### EXERCISE REQUIREMENTS
Go through the lines below. Copy those with "baking".

— begin —

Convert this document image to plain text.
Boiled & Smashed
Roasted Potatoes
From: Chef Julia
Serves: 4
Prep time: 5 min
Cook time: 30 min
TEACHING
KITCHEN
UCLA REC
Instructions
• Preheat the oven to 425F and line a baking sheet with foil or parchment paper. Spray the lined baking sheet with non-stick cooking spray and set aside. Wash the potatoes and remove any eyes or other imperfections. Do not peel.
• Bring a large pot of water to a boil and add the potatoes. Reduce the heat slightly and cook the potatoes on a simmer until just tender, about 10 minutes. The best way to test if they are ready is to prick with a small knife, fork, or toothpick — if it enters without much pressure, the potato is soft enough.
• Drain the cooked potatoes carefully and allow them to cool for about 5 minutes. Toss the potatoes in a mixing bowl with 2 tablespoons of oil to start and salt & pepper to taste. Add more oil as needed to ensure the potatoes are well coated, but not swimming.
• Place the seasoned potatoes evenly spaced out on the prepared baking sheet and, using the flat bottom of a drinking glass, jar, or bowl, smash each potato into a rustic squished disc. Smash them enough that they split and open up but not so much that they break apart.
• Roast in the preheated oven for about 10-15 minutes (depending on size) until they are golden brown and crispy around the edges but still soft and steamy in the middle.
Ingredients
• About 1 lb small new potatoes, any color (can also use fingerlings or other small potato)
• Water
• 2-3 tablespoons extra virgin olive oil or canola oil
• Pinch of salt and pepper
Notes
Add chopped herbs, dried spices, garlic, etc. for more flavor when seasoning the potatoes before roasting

— end —

### SOLUTION
• Preheat the oven to 425F and line a baking sheet with foil or parchment paper. Spray the lined baking sheet with non-stick cooking spray and set aside. Wash the potatoes and remove any eyes or other imperfections. Do not peel.
• Place the seasoned potatoes evenly spaced out on the prepared baking sheet and, using the flat bottom of a drinking glass, jar, or bowl, smash each potato into a rustic squished disc. Smash them enough that they split and open up but not so much that they break apart.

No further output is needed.